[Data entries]
------------------------------

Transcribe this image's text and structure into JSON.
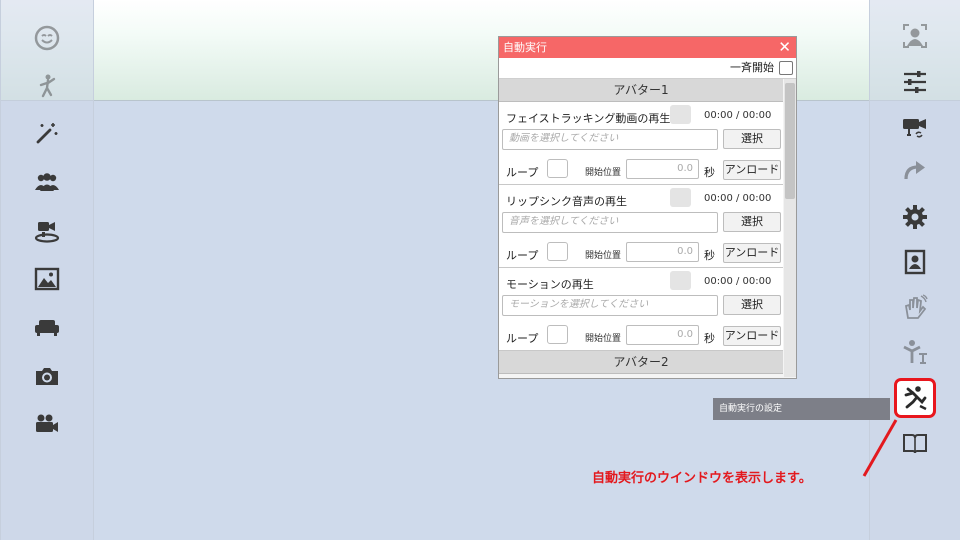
{
  "window": {
    "title": "自動実行",
    "close_glyph": "✕",
    "all_start_label": "一斉開始",
    "avatar1_header": "アバター1",
    "avatar2_header": "アバター2",
    "sections": [
      {
        "title": "フェイストラッキング動画の再生",
        "time": "00:00 / 00:00",
        "placeholder": "動画を選択してください",
        "select_label": "選択",
        "loop_label": "ループ",
        "start_label": "開始位置",
        "start_value": "0.0",
        "unit": "秒",
        "unload_label": "アンロード"
      },
      {
        "title": "リップシンク音声の再生",
        "time": "00:00 / 00:00",
        "placeholder": "音声を選択してください",
        "select_label": "選択",
        "loop_label": "ループ",
        "start_label": "開始位置",
        "start_value": "0.0",
        "unit": "秒",
        "unload_label": "アンロード"
      },
      {
        "title": "モーションの再生",
        "time": "00:00 / 00:00",
        "placeholder": "モーションを選択してください",
        "select_label": "選択",
        "loop_label": "ループ",
        "start_label": "開始位置",
        "start_value": "0.0",
        "unit": "秒",
        "unload_label": "アンロード"
      }
    ]
  },
  "tooltip": "自動実行の設定",
  "callout": "自動実行のウインドウを表示します。",
  "left_sidebar_icons": [
    "face-icon",
    "dance-icon",
    "magic-wand-icon",
    "group-icon",
    "camera-stage-icon",
    "image-icon",
    "sofa-icon",
    "camera-icon",
    "video-camera-icon"
  ],
  "right_sidebar_icons": [
    "face-tracking-icon",
    "sliders-icon",
    "video-camera-sync-icon",
    "redo-icon",
    "gear-icon",
    "portrait-icon",
    "wave-hand-icon",
    "pose-icon",
    "auto-run-icon",
    "book-icon"
  ],
  "colors": {
    "title_bar": "#f66767",
    "highlight": "#e8161d",
    "callout_text": "#e3191e",
    "icon": "#3a3a3a"
  }
}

------------------------------

Work required> Without the pictures, restate all the entries above exactly.

Task output>
Transcribe this image's text and structure into JSON.
{
  "window": {
    "title": "自動実行",
    "close_glyph": "✕",
    "all_start_label": "一斉開始",
    "avatar1_header": "アバター1",
    "avatar2_header": "アバター2",
    "sections": [
      {
        "title": "フェイストラッキング動画の再生",
        "time": "00:00 / 00:00",
        "placeholder": "動画を選択してください",
        "select_label": "選択",
        "loop_label": "ループ",
        "start_label": "開始位置",
        "start_value": "0.0",
        "unit": "秒",
        "unload_label": "アンロード"
      },
      {
        "title": "リップシンク音声の再生",
        "time": "00:00 / 00:00",
        "placeholder": "音声を選択してください",
        "select_label": "選択",
        "loop_label": "ループ",
        "start_label": "開始位置",
        "start_value": "0.0",
        "unit": "秒",
        "unload_label": "アンロード"
      },
      {
        "title": "モーションの再生",
        "time": "00:00 / 00:00",
        "placeholder": "モーションを選択してください",
        "select_label": "選択",
        "loop_label": "ループ",
        "start_label": "開始位置",
        "start_value": "0.0",
        "unit": "秒",
        "unload_label": "アンロード"
      }
    ]
  },
  "tooltip": "自動実行の設定",
  "callout": "自動実行のウインドウを表示します。",
  "left_sidebar_icons": [
    "face-icon",
    "dance-icon",
    "magic-wand-icon",
    "group-icon",
    "camera-stage-icon",
    "image-icon",
    "sofa-icon",
    "camera-icon",
    "video-camera-icon"
  ],
  "right_sidebar_icons": [
    "face-tracking-icon",
    "sliders-icon",
    "video-camera-sync-icon",
    "redo-icon",
    "gear-icon",
    "portrait-icon",
    "wave-hand-icon",
    "pose-icon",
    "auto-run-icon",
    "book-icon"
  ],
  "colors": {
    "title_bar": "#f66767",
    "highlight": "#e8161d",
    "callout_text": "#e3191e",
    "icon": "#3a3a3a"
  }
}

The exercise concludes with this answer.